■ INSTRUCTIONS FOR THE TASK
Could you repeat the records below exactly, leaving out any pictures?

— Start —

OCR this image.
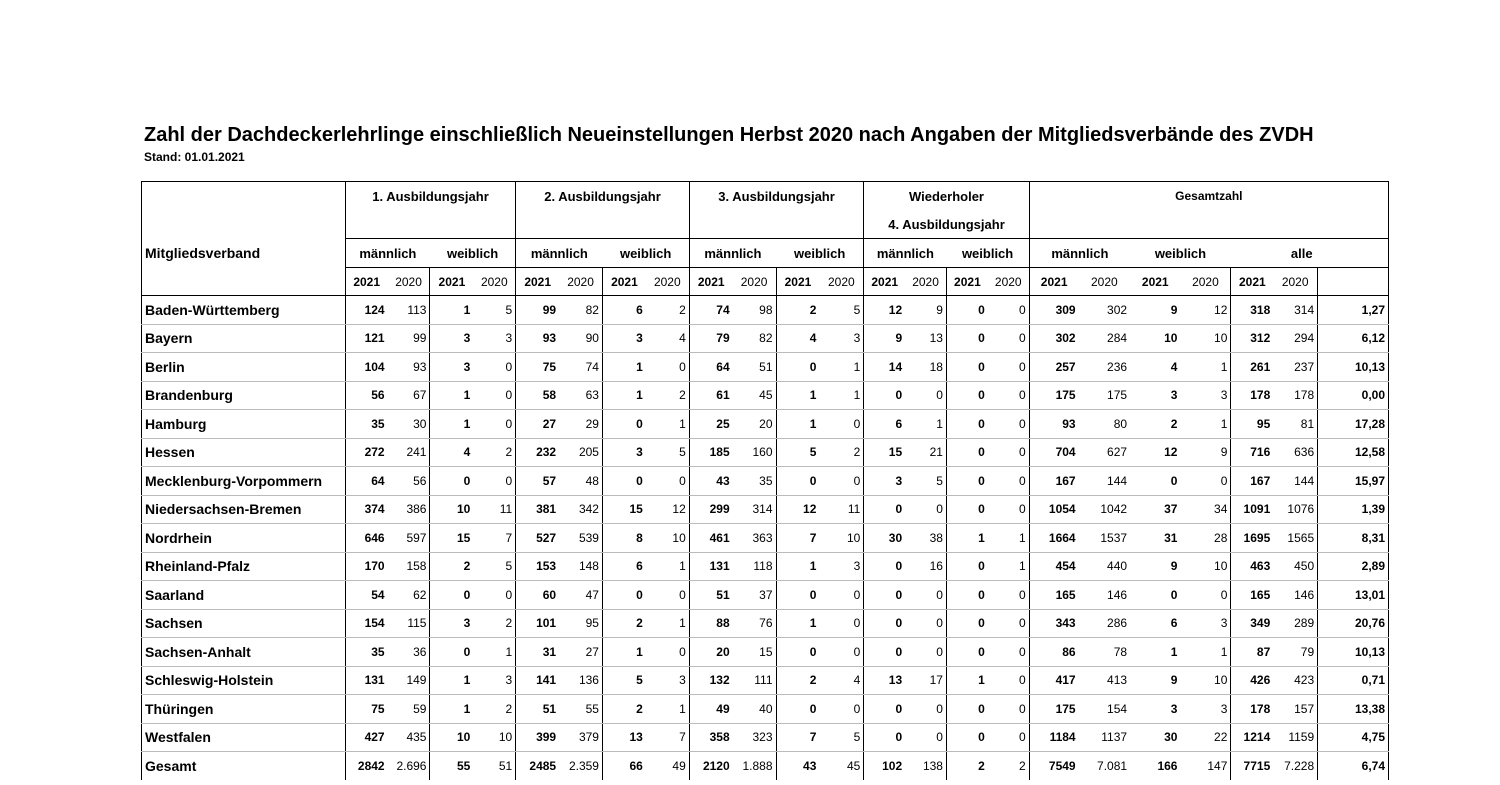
Zahl der Dachdeckerlehrlinge einschließlich Neueinstellungen Herbst 2020 nach Angaben der Mitgliedsverbände des ZVDH
Stand: 01.01.2021
	1. Ausbildungsjahr				2. Ausbildungsjahr				3. Ausbildungsjahr				Wiederholer				Gesamtzahl						
													4. Ausbildungsjahr										
Mitgliedsverband	männlich		weiblich		männlich		weiblich		männlich		weiblich		männlich		weiblich		männlich		weiblich		alle		
	2021	2020	2021	2020	2021	2020	2021	2020	2021	2020	2021	2020	2021	2020	2021	2020	2021	2020	2021	2020	2021	2020	
Baden-Württemberg	124	113	1	5	99	82	6	2	74	98	2	5	12	9	0	0	309	302	9	12	318	314	1,27
Bayern	121	99	3	3	93	90	3	4	79	82	4	3	9	13	0	0	302	284	10	10	312	294	6,12
Berlin	104	93	3	0	75	74	1	0	64	51	0	1	14	18	0	0	257	236	4	1	261	237	10,13
Brandenburg	56	67	1	0	58	63	1	2	61	45	1	1	0	0	0	0	175	175	3	3	178	178	0,00
Hamburg	35	30	1	0	27	29	0	1	25	20	1	0	6	1	0	0	93	80	2	1	95	81	17,28
Hessen	272	241	4	2	232	205	3	5	185	160	5	2	15	21	0	0	704	627	12	9	716	636	12,58
Mecklenburg-Vorpommern	64	56	0	0	57	48	0	0	43	35	0	0	3	5	0	0	167	144	0	0	167	144	15,97
Niedersachsen-Bremen	374	386	10	11	381	342	15	12	299	314	12	11	0	0	0	0	1054	1042	37	34	1091	1076	1,39
Nordrhein	646	597	15	7	527	539	8	10	461	363	7	10	30	38	1	1	1664	1537	31	28	1695	1565	8,31
Rheinland-Pfalz	170	158	2	5	153	148	6	1	131	118	1	3	0	16	0	1	454	440	9	10	463	450	2,89
Saarland	54	62	0	0	60	47	0	0	51	37	0	0	0	0	0	0	165	146	0	0	165	146	13,01
Sachsen	154	115	3	2	101	95	2	1	88	76	1	0	0	0	0	0	343	286	6	3	349	289	20,76
Sachsen-Anhalt	35	36	0	1	31	27	1	0	20	15	0	0	0	0	0	0	86	78	1	1	87	79	10,13
Schleswig-Holstein	131	149	1	3	141	136	5	3	132	111	2	4	13	17	1	0	417	413	9	10	426	423	0,71
Thüringen	75	59	1	2	51	55	2	1	49	40	0	0	0	0	0	0	175	154	3	3	178	157	13,38
Westfalen	427	435	10	10	399	379	13	7	358	323	7	5	0	0	0	0	1184	1137	30	22	1214	1159	4,75
Gesamt	2842	2.696	55	51	2485	2.359	66	49	2120	1.888	43	45	102	138	2	2	7549	7.081	166	147	7715	7.228	6,74
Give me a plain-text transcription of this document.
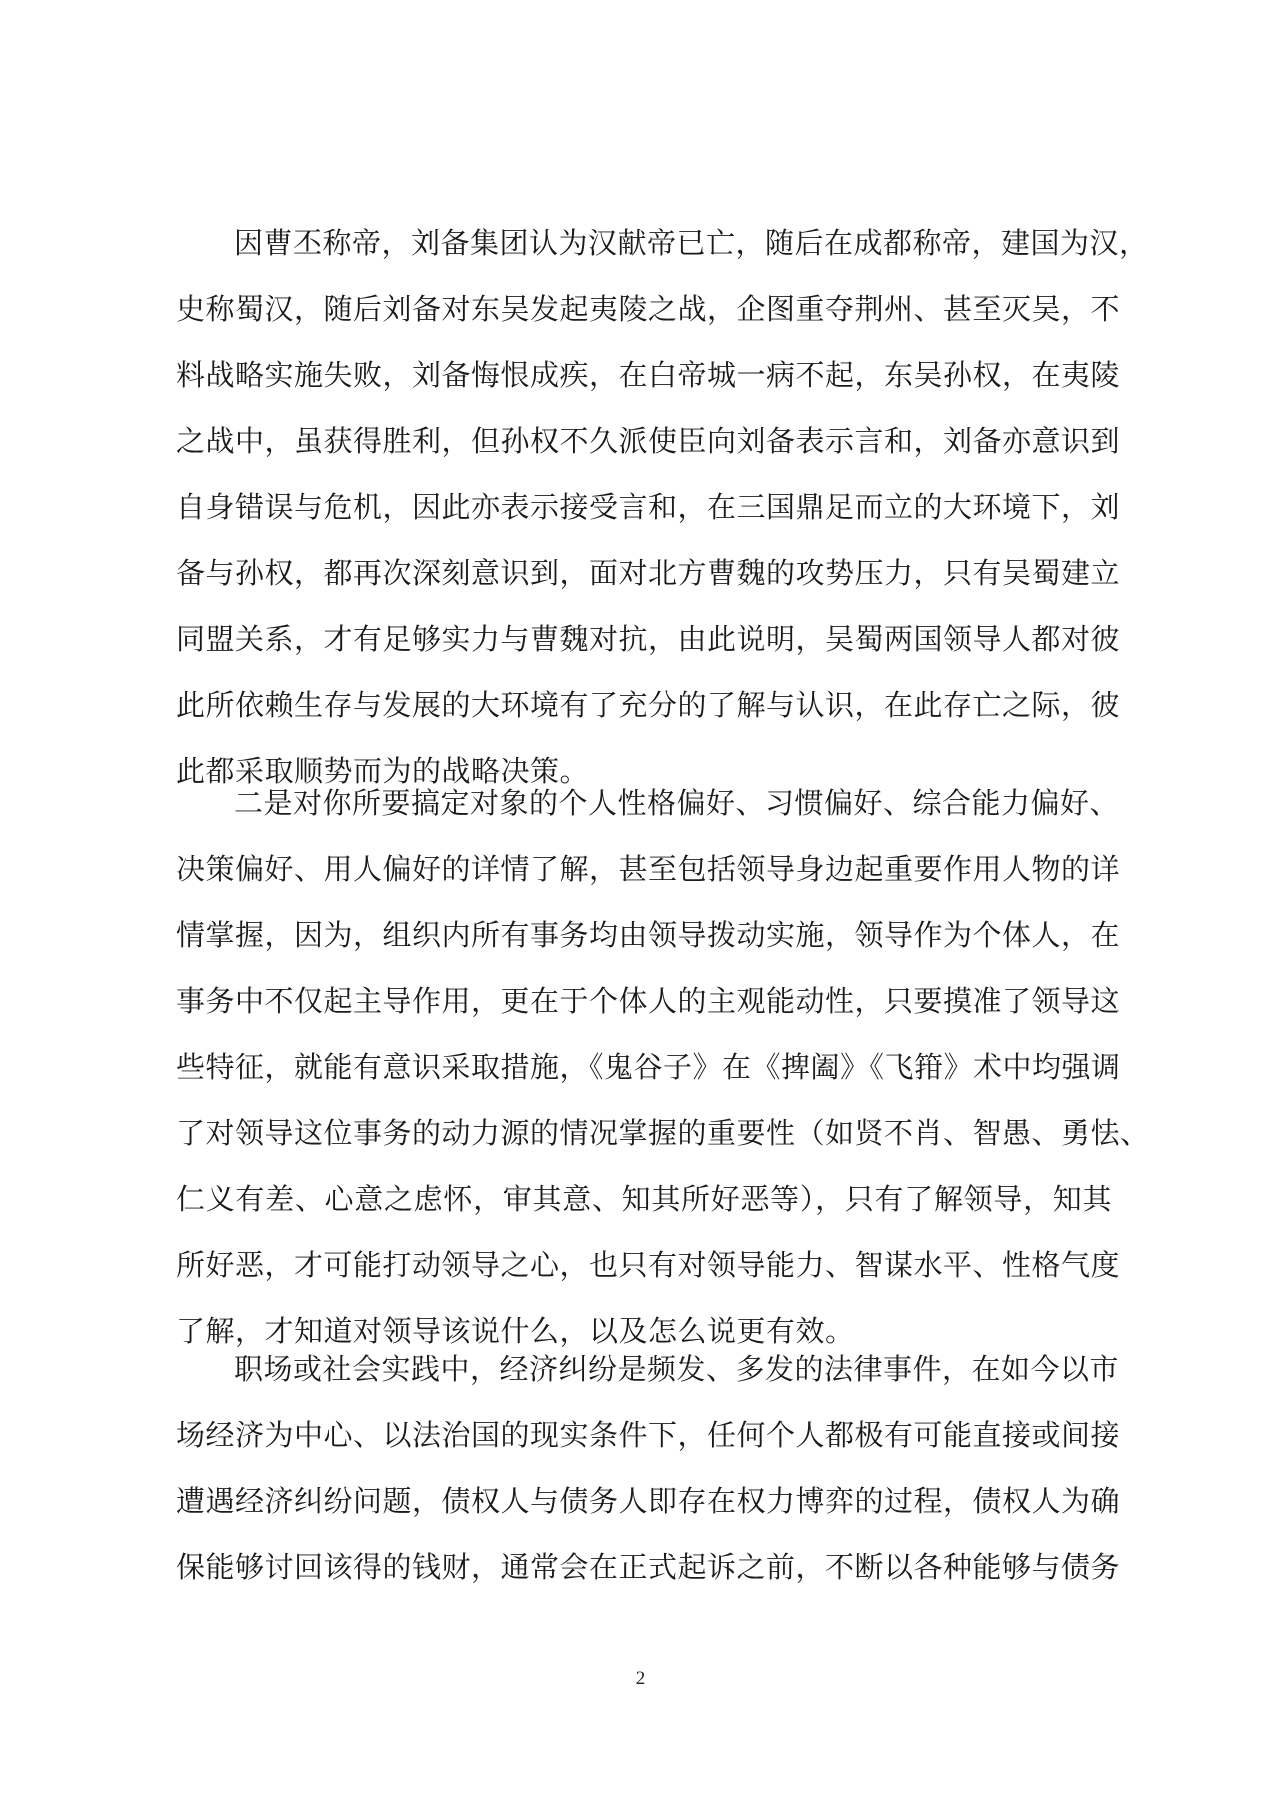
因曹丕称帝，刘备集团认为汉献帝已亡，随后在成都称帝，建国为汉，
史称蜀汉，随后刘备对东吴发起夷陵之战，企图重夺荆州、甚至灭吴，不
料战略实施失败，刘备悔恨成疾，在白帝城一病不起，东吴孙权，在夷陵
之战中，虽获得胜利，但孙权不久派使臣向刘备表示言和，刘备亦意识到
自身错误与危机，因此亦表示接受言和，在三国鼎足而立的大环境下，刘
备与孙权，都再次深刻意识到，面对北方曹魏的攻势压力，只有吴蜀建立
同盟关系，才有足够实力与曹魏对抗，由此说明，吴蜀两国领导人都对彼
此所依赖生存与发展的大环境有了充分的了解与认识，在此存亡之际，彼
此都采取顺势而为的战略决策。
二是对你所要搞定对象的个人性格偏好、习惯偏好、综合能力偏好、
决策偏好、用人偏好的详情了解，甚至包括领导身边起重要作用人物的详
情掌握，因为，组织内所有事务均由领导拨动实施，领导作为个体人，在
事务中不仅起主导作用，更在于个体人的主观能动性，只要摸准了领导这
些特征，就能有意识采取措施，《鬼谷子》在《捭阖》《飞箝》术中均强调
了对领导这位事务的动力源的情况掌握的重要性（如贤不肖、智愚、勇怯、
仁义有差、心意之虑怀，审其意、知其所好恶等），只有了解领导，知其
所好恶，才可能打动领导之心，也只有对领导能力、智谋水平、性格气度
了解，才知道对领导该说什么，以及怎么说更有效。
职场或社会实践中，经济纠纷是频发、多发的法律事件，在如今以市
场经济为中心、以法治国的现实条件下，任何个人都极有可能直接或间接
遭遇经济纠纷问题，债权人与债务人即存在权力博弈的过程，债权人为确
保能够讨回该得的钱财，通常会在正式起诉之前，不断以各种能够与债务
2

— End —

■ TASK OUTPUT
OCR this image.
Zahl der Dachdeckerlehrlinge einschließlich Neueinstellungen Herbst 2020 nach Angaben der Mitgliedsverbände des ZVDH
Stand: 01.01.2021
	1. Ausbildungsjahr				2. Ausbildungsjahr				3. Ausbildungsjahr				Wiederholer				Gesamtzahl						
													4. Ausbildungsjahr										
Mitgliedsverband	männlich		weiblich		männlich		weiblich		männlich		weiblich		männlich		weiblich		männlich		weiblich		alle		
	2021	2020	2021	2020	2021	2020	2021	2020	2021	2020	2021	2020	2021	2020	2021	2020	2021	2020	2021	2020	2021	2020	
Baden-Württemberg	124	113	1	5	99	82	6	2	74	98	2	5	12	9	0	0	309	302	9	12	318	314	1,27
Bayern	121	99	3	3	93	90	3	4	79	82	4	3	9	13	0	0	302	284	10	10	312	294	6,12
Berlin	104	93	3	0	75	74	1	0	64	51	0	1	14	18	0	0	257	236	4	1	261	237	10,13
Brandenburg	56	67	1	0	58	63	1	2	61	45	1	1	0	0	0	0	175	175	3	3	178	178	0,00
Hamburg	35	30	1	0	27	29	0	1	25	20	1	0	6	1	0	0	93	80	2	1	95	81	17,28
Hessen	272	241	4	2	232	205	3	5	185	160	5	2	15	21	0	0	704	627	12	9	716	636	12,58
Mecklenburg-Vorpommern	64	56	0	0	57	48	0	0	43	35	0	0	3	5	0	0	167	144	0	0	167	144	15,97
Niedersachsen-Bremen	374	386	10	11	381	342	15	12	299	314	12	11	0	0	0	0	1054	1042	37	34	1091	1076	1,39
Nordrhein	646	597	15	7	527	539	8	10	461	363	7	10	30	38	1	1	1664	1537	31	28	1695	1565	8,31
Rheinland-Pfalz	170	158	2	5	153	148	6	1	131	118	1	3	0	16	0	1	454	440	9	10	463	450	2,89
Saarland	54	62	0	0	60	47	0	0	51	37	0	0	0	0	0	0	165	146	0	0	165	146	13,01
Sachsen	154	115	3	2	101	95	2	1	88	76	1	0	0	0	0	0	343	286	6	3	349	289	20,76
Sachsen-Anhalt	35	36	0	1	31	27	1	0	20	15	0	0	0	0	0	0	86	78	1	1	87	79	10,13
Schleswig-Holstein	131	149	1	3	141	136	5	3	132	111	2	4	13	17	1	0	417	413	9	10	426	423	0,71
Thüringen	75	59	1	2	51	55	2	1	49	40	0	0	0	0	0	0	175	154	3	3	178	157	13,38
Westfalen	427	435	10	10	399	379	13	7	358	323	7	5	0	0	0	0	1184	1137	30	22	1214	1159	4,75
Gesamt	2842	2.696	55	51	2485	2.359	66	49	2120	1.888	43	45	102	138	2	2	7549	7.081	166	147	7715	7.228	6,74
Give me a plain-text transcription of this document.
因曹丕称帝，刘备集团认为汉献帝已亡，随后在成都称帝，建国为汉，
史称蜀汉，随后刘备对东吴发起夷陵之战，企图重夺荆州、甚至灭吴，不
料战略实施失败，刘备悔恨成疾，在白帝城一病不起，东吴孙权，在夷陵
之战中，虽获得胜利，但孙权不久派使臣向刘备表示言和，刘备亦意识到
自身错误与危机，因此亦表示接受言和，在三国鼎足而立的大环境下，刘
备与孙权，都再次深刻意识到，面对北方曹魏的攻势压力，只有吴蜀建立
同盟关系，才有足够实力与曹魏对抗，由此说明，吴蜀两国领导人都对彼
此所依赖生存与发展的大环境有了充分的了解与认识，在此存亡之际，彼
此都采取顺势而为的战略决策。
二是对你所要搞定对象的个人性格偏好、习惯偏好、综合能力偏好、
决策偏好、用人偏好的详情了解，甚至包括领导身边起重要作用人物的详
情掌握，因为，组织内所有事务均由领导拨动实施，领导作为个体人，在
事务中不仅起主导作用，更在于个体人的主观能动性，只要摸准了领导这
些特征，就能有意识采取措施，《鬼谷子》在《捭阖》《飞箝》术中均强调
了对领导这位事务的动力源的情况掌握的重要性（如贤不肖、智愚、勇怯、
仁义有差、心意之虑怀，审其意、知其所好恶等），只有了解领导，知其
所好恶，才可能打动领导之心，也只有对领导能力、智谋水平、性格气度
了解，才知道对领导该说什么，以及怎么说更有效。
职场或社会实践中，经济纠纷是频发、多发的法律事件，在如今以市
场经济为中心、以法治国的现实条件下，任何个人都极有可能直接或间接
遭遇经济纠纷问题，债权人与债务人即存在权力博弈的过程，债权人为确
保能够讨回该得的钱财，通常会在正式起诉之前，不断以各种能够与债务
2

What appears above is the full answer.